What you have to do — Check each line of the records below and collect those that include the word "this".

Record excerpts —
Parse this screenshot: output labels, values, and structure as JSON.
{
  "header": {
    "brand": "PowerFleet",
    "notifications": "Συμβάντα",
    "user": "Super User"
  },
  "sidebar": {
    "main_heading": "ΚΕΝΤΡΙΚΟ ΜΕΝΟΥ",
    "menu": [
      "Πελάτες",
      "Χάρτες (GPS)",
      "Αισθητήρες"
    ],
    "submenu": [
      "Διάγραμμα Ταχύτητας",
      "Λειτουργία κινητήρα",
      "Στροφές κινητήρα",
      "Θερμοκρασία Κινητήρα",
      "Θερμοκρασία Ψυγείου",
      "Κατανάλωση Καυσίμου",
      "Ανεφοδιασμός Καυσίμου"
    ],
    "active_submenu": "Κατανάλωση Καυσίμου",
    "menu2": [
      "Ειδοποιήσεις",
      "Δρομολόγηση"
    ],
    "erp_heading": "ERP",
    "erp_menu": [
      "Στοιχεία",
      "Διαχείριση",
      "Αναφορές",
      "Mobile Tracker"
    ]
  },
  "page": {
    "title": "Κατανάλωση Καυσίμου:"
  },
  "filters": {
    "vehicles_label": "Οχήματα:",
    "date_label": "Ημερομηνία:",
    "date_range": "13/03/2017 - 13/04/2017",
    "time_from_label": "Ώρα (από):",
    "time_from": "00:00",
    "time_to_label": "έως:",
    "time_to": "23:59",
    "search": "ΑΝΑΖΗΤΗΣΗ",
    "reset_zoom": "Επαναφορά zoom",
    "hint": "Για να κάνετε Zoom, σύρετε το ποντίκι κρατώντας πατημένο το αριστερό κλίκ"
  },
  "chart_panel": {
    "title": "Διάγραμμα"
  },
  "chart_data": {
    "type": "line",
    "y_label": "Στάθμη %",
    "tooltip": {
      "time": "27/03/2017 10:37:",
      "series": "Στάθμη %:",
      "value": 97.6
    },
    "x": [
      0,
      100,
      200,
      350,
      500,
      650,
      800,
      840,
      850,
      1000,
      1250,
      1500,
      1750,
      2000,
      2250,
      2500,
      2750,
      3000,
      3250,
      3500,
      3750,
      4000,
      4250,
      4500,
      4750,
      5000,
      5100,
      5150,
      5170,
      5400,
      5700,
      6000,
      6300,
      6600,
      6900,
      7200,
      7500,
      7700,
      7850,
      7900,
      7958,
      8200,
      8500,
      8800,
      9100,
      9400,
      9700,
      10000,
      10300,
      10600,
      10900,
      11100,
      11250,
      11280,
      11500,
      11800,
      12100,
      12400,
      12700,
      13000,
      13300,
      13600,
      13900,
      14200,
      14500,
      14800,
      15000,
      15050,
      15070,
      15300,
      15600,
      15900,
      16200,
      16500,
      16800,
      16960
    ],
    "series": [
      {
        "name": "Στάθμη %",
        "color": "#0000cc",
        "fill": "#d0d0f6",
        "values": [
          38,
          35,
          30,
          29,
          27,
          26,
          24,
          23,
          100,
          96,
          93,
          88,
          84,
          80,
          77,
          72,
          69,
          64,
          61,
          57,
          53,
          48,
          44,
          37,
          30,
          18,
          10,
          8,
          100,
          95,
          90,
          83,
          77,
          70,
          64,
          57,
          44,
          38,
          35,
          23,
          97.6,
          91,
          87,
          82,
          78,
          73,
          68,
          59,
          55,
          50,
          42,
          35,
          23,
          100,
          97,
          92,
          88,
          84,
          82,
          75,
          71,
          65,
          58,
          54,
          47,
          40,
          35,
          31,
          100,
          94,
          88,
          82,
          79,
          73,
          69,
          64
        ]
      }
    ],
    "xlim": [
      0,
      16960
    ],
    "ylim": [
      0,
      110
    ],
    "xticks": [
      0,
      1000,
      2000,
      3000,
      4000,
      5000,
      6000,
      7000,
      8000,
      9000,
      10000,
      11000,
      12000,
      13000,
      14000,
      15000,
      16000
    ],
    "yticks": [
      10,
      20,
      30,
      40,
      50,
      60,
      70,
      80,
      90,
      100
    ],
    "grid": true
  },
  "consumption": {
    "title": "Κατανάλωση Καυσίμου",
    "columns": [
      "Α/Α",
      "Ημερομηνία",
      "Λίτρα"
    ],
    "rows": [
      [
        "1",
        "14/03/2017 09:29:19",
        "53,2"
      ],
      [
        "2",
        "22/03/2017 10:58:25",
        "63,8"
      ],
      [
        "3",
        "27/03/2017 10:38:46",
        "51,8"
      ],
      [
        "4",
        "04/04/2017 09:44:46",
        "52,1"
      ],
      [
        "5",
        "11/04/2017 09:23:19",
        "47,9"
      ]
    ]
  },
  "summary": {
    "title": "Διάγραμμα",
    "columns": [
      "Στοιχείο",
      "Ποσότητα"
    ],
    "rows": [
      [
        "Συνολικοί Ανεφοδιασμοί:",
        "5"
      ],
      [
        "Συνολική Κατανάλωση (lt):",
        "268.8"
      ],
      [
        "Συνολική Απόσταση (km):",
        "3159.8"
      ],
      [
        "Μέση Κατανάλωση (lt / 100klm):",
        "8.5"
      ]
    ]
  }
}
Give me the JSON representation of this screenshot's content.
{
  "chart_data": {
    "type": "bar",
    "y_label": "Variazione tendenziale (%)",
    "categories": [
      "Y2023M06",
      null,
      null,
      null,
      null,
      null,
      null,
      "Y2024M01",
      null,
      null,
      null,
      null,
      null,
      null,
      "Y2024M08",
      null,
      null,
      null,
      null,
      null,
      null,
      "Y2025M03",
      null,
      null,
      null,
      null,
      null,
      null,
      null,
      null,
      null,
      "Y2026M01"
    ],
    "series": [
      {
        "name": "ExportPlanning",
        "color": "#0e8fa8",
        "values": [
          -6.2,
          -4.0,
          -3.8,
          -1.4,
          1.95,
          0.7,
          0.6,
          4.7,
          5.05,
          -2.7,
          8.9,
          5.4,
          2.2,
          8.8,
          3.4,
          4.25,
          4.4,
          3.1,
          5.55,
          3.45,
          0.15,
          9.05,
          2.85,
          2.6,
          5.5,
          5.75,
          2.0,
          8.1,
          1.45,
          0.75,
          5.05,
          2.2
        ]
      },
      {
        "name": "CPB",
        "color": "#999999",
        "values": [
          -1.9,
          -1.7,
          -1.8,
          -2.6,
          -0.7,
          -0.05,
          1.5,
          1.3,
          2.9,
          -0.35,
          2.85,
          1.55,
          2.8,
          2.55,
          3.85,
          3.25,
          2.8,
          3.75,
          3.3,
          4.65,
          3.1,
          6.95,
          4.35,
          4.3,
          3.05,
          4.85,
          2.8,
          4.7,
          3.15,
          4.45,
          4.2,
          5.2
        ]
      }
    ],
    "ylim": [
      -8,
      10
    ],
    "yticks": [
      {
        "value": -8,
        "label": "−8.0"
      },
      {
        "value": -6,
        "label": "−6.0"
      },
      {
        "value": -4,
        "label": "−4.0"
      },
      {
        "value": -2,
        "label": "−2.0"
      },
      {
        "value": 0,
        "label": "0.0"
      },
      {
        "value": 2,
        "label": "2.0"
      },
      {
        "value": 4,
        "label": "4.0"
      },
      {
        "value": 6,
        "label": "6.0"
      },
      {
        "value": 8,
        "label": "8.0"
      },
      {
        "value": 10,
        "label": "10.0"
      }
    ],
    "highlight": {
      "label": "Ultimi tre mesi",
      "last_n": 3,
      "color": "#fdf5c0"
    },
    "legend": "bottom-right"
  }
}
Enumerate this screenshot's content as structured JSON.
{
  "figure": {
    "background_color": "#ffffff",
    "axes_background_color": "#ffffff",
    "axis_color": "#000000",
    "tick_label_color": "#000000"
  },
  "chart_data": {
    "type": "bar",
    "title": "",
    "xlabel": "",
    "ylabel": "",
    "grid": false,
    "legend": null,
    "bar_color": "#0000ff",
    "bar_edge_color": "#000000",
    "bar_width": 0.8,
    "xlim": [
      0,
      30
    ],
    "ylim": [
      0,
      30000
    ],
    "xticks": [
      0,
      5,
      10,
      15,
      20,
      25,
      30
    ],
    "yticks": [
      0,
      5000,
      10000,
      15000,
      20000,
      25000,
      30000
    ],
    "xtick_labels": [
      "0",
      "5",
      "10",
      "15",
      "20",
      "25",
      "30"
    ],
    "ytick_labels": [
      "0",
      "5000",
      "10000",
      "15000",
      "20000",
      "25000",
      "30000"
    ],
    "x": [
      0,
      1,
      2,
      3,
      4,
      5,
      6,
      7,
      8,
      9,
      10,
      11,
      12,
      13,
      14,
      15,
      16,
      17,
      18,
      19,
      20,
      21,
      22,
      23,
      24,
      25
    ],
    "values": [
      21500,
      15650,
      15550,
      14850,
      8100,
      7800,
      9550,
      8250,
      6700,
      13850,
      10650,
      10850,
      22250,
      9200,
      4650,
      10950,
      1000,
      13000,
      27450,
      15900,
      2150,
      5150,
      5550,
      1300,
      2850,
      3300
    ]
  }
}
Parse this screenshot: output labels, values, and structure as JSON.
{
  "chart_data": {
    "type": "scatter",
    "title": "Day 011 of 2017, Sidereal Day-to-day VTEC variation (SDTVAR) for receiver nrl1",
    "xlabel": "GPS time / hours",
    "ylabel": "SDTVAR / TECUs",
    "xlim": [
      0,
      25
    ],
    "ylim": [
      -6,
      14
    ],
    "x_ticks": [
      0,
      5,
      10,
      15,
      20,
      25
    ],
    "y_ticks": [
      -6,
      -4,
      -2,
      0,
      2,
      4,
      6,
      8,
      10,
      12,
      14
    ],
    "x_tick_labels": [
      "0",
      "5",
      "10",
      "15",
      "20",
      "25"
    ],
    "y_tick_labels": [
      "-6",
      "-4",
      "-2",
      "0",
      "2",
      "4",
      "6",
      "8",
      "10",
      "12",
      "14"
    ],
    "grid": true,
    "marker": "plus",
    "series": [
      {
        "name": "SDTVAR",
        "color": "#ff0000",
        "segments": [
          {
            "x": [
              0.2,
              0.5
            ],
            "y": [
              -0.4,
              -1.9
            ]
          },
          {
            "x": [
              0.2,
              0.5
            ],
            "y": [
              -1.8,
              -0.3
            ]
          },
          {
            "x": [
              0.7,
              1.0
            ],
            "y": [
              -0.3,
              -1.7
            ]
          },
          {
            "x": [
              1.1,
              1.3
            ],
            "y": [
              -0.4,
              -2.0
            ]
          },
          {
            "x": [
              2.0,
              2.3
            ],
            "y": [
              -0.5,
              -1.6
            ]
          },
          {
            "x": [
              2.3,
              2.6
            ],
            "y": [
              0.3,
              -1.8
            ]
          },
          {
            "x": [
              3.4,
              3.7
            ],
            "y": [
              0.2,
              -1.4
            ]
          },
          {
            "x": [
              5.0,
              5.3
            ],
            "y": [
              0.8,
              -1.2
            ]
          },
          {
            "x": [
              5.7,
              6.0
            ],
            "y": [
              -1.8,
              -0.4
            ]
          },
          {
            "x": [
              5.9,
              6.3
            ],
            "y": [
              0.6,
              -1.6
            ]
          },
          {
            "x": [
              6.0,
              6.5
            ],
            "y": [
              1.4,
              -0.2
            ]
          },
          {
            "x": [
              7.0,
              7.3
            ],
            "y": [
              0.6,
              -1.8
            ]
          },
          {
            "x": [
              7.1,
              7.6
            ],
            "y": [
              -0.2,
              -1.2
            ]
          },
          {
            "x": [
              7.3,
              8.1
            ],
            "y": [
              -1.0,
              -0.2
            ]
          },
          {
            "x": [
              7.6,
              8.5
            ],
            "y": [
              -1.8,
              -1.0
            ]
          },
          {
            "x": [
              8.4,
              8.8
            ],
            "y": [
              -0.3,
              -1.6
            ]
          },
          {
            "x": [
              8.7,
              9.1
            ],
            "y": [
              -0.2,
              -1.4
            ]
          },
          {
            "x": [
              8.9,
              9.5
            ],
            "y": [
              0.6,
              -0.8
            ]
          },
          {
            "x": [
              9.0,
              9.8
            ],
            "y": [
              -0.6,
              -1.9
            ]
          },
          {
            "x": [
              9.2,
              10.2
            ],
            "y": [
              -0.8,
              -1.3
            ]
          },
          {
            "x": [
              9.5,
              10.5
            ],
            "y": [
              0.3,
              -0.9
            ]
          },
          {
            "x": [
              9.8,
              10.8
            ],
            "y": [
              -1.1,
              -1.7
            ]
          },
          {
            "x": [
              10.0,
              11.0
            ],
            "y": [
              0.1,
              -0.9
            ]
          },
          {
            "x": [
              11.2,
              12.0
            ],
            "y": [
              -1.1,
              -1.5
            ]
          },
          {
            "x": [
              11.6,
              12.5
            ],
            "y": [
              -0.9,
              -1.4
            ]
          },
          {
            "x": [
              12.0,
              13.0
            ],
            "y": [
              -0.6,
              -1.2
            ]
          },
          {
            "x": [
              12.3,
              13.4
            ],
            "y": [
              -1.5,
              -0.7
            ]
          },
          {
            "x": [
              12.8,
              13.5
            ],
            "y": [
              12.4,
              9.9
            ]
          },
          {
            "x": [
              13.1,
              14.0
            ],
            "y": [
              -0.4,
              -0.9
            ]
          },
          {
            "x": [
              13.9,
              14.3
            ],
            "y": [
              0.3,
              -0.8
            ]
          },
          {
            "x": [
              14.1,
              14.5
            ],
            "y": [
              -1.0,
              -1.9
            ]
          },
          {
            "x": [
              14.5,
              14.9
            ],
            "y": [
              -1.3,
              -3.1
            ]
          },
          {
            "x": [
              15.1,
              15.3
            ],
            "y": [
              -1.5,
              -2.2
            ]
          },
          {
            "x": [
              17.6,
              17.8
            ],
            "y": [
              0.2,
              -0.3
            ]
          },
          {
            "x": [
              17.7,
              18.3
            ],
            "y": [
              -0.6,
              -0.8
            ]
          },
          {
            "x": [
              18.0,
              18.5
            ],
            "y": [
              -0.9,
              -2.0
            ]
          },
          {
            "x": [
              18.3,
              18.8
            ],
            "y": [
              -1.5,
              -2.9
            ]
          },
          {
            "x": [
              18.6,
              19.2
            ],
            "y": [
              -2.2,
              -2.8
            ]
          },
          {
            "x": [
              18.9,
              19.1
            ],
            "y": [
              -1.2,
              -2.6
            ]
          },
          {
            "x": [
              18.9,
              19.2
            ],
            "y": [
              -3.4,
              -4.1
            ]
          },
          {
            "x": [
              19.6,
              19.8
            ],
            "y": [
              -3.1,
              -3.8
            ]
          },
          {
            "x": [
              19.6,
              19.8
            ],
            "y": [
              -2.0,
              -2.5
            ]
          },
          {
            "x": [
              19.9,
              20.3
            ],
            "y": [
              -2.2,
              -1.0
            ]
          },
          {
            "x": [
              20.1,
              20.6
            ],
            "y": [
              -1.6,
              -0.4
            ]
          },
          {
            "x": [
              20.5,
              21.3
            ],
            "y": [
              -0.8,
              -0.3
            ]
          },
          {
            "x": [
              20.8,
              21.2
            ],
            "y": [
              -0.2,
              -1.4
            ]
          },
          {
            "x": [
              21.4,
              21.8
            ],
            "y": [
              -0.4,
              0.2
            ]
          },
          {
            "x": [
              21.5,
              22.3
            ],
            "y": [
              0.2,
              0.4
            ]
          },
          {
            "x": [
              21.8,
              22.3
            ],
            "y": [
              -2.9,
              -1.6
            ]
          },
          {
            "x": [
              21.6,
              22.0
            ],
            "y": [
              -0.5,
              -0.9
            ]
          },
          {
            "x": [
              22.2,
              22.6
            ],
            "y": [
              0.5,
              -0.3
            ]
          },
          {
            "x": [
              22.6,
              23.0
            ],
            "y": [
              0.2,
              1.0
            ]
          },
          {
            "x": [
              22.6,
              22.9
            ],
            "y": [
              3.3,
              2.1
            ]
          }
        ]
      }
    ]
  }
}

Reply —
Parse this screenshot: output labels, values, and structure as JSON.
Give me the JSON representation of this screenshot's content.
Enumerate this screenshot's content as structured JSON.
Parse this screenshot: output labels, values, and structure as JSON.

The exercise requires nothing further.